▶ _STATED TASK_: Repeat every entry word for word, but leave the images out of your copy.

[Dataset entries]
___
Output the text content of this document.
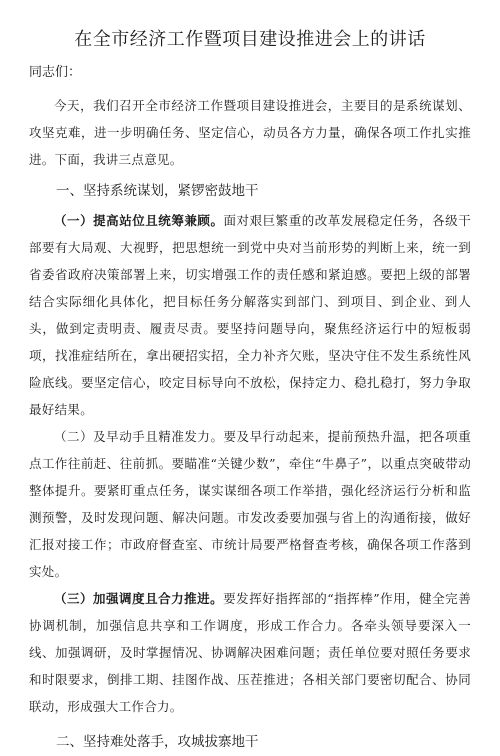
在全市经济工作暨项目建设推进会上的讲话

同志们：

今天，我们召开全市经济工作暨项目建设推进会，主要目的是系统谋划、攻坚克难，进一步明确任务、坚定信心，动员各方力量，确保各项工作扎实推进。下面，我讲三点意见。

一、坚持系统谋划，紧锣密鼓地干

（一）提高站位且统筹兼顾。面对艰巨繁重的改革发展稳定任务，各级干部要有大局观、大视野，把思想统一到党中央对当前形势的判断上来，统一到省委省政府决策部署上来，切实增强工作的责任感和紧迫感。要把上级的部署结合实际细化具体化，把目标任务分解落实到部门、到项目、到企业、到人头，做到定责明责、履责尽责。要坚持问题导向，聚焦经济运行中的短板弱项，找准症结所在，拿出硬招实招，全力补齐欠账，坚决守住不发生系统性风险底线。要坚定信心，咬定目标导向不放松，保持定力、稳扎稳打，努力争取最好结果。

（二）及早动手且精准发力。要及早行动起来，提前预热升温，把各项重点工作往前赶、往前抓。要瞄准“关键少数”，牵住“牛鼻子”，以重点突破带动整体提升。要紧盯重点任务，谋实谋细各项工作举措，强化经济运行分析和监测预警，及时发现问题、解决问题。市发改委要加强与省上的沟通衔接，做好汇报对接工作；市政府督查室、市统计局要严格督查考核，确保各项工作落到实处。

（三）加强调度且合力推进。要发挥好指挥部的“指挥棒”作用，健全完善协调机制，加强信息共享和工作调度，形成工作合力。各牵头领导要深入一线、加强调研，及时掌握情况、协调解决困难问题；责任单位要对照任务要求和时限要求，倒排工期、挂图作战、压茬推进；各相关部门要密切配合、协同联动，形成强大工作合力。

二、坚持难处落手，攻城拔寨地干
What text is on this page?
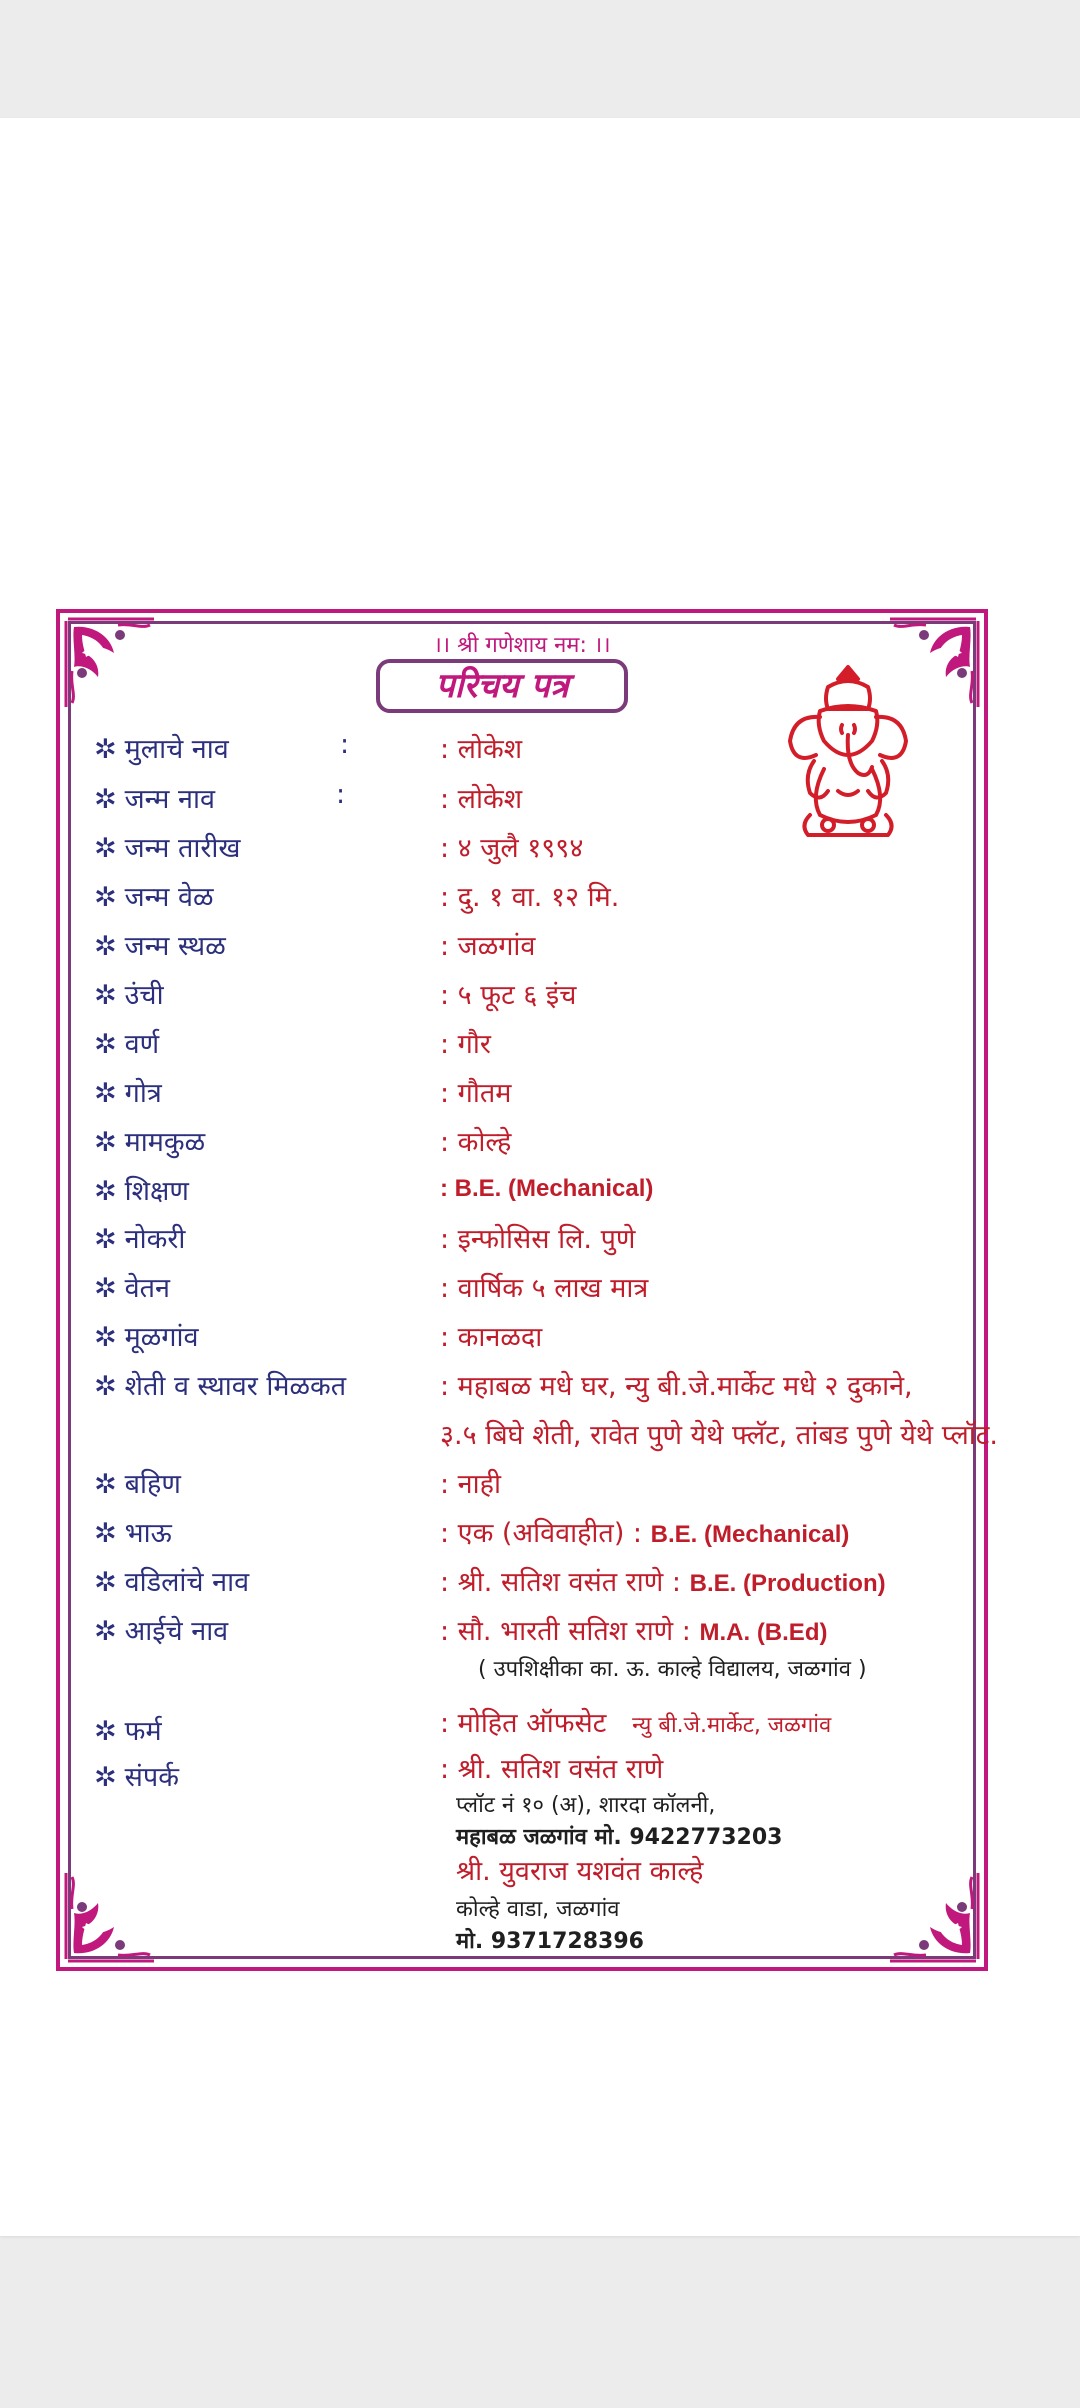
।। श्री गणेशाय नम: ।।
परिचय पत्र
✲ मुलाचे नाव	:	: लोकेश
✲ जन्म नाव	:	: लोकेश
✲ जन्म तारीख	: ४ जुलै १९९४
✲ जन्म वेळ	: दु. १ वा. १२ मि.
✲ जन्म स्थळ	: जळगांव
✲ उंची	: ५ फूट ६ इंच
✲ वर्ण	: गौर
✲ गोत्र	: गौतम
✲ मामकुळ	: कोल्हे
✲ शिक्षण	: B.E. (Mechanical)
✲ नोकरी	: इन्फोसिस लि. पुणे
✲ वेतन	: वार्षिक ५ लाख मात्र
✲ मूळगांव	: कानळदा
✲ शेती व स्थावर मिळकत	: महाबळ मधे घर, न्यु बी.जे.मार्केट मधे २ दुकाने,
३.५ बिघे शेती, रावेत पुणे येथे फ्लॅट, तांबड पुणे येथे प्लॉट.
✲ बहिण	: नाही
✲ भाऊ	: एक (अविवाहीत) : B.E. (Mechanical)
✲ वडिलांचे नाव	: श्री. सतिश वसंत राणे : B.E. (Production)
✲ आईचे नाव	: सौ. भारती सतिश राणे : M.A. (B.Ed)
( उपशिक्षीका का. ऊ. काल्हे विद्यालय, जळगांव )
✲ फर्म	: मोहित ऑफसेट न्यु बी.जे.मार्केट, जळगांव
✲ संपर्क	: श्री. सतिश वसंत राणे
प्लॉट नं १० (अ), शारदा कॉलनी,
महाबळ जळगांव मो. 9422773203
श्री. युवराज यशवंत काल्हे
कोल्हे वाडा, जळगांव
मो. 9371728396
___
▶ _ANSWER TO THIS PROBLEM_:
Output the text content of this document.
在全市经济工作暨项目建设推进会上的讲话

同志们：

今天，我们召开全市经济工作暨项目建设推进会，主要目的是系统谋划、攻坚克难，进一步明确任务、坚定信心，动员各方力量，确保各项工作扎实推进。下面，我讲三点意见。

一、坚持系统谋划，紧锣密鼓地干

（一）提高站位且统筹兼顾。面对艰巨繁重的改革发展稳定任务，各级干部要有大局观、大视野，把思想统一到党中央对当前形势的判断上来，统一到省委省政府决策部署上来，切实增强工作的责任感和紧迫感。要把上级的部署结合实际细化具体化，把目标任务分解落实到部门、到项目、到企业、到人头，做到定责明责、履责尽责。要坚持问题导向，聚焦经济运行中的短板弱项，找准症结所在，拿出硬招实招，全力补齐欠账，坚决守住不发生系统性风险底线。要坚定信心，咬定目标导向不放松，保持定力、稳扎稳打，努力争取最好结果。

（二）及早动手且精准发力。要及早行动起来，提前预热升温，把各项重点工作往前赶、往前抓。要瞄准“关键少数”，牵住“牛鼻子”，以重点突破带动整体提升。要紧盯重点任务，谋实谋细各项工作举措，强化经济运行分析和监测预警，及时发现问题、解决问题。市发改委要加强与省上的沟通衔接，做好汇报对接工作；市政府督查室、市统计局要严格督查考核，确保各项工作落到实处。

（三）加强调度且合力推进。要发挥好指挥部的“指挥棒”作用，健全完善协调机制，加强信息共享和工作调度，形成工作合力。各牵头领导要深入一线、加强调研，及时掌握情况、协调解决困难问题；责任单位要对照任务要求和时限要求，倒排工期、挂图作战、压茬推进；各相关部门要密切配合、协同联动，形成强大工作合力。

二、坚持难处落手，攻城拔寨地干
What text is on this page?
।। श्री गणेशाय नम: ।।
परिचय पत्र
✲ मुलाचे नाव	:	: लोकेश
✲ जन्म नाव	:	: लोकेश
✲ जन्म तारीख	: ४ जुलै १९९४
✲ जन्म वेळ	: दु. १ वा. १२ मि.
✲ जन्म स्थळ	: जळगांव
✲ उंची	: ५ फूट ६ इंच
✲ वर्ण	: गौर
✲ गोत्र	: गौतम
✲ मामकुळ	: कोल्हे
✲ शिक्षण	: B.E. (Mechanical)
✲ नोकरी	: इन्फोसिस लि. पुणे
✲ वेतन	: वार्षिक ५ लाख मात्र
✲ मूळगांव	: कानळदा
✲ शेती व स्थावर मिळकत	: महाबळ मधे घर, न्यु बी.जे.मार्केट मधे २ दुकाने,
३.५ बिघे शेती, रावेत पुणे येथे फ्लॅट, तांबड पुणे येथे प्लॉट.
✲ बहिण	: नाही
✲ भाऊ	: एक (अविवाहीत) : B.E. (Mechanical)
✲ वडिलांचे नाव	: श्री. सतिश वसंत राणे : B.E. (Production)
✲ आईचे नाव	: सौ. भारती सतिश राणे : M.A. (B.Ed)
( उपशिक्षीका का. ऊ. काल्हे विद्यालय, जळगांव )
✲ फर्म	: मोहित ऑफसेट न्यु बी.जे.मार्केट, जळगांव
✲ संपर्क	: श्री. सतिश वसंत राणे
प्लॉट नं १० (अ), शारदा कॉलनी,
महाबळ जळगांव मो. 9422773203
श्री. युवराज यशवंत काल्हे
कोल्हे वाडा, जळगांव
मो. 9371728396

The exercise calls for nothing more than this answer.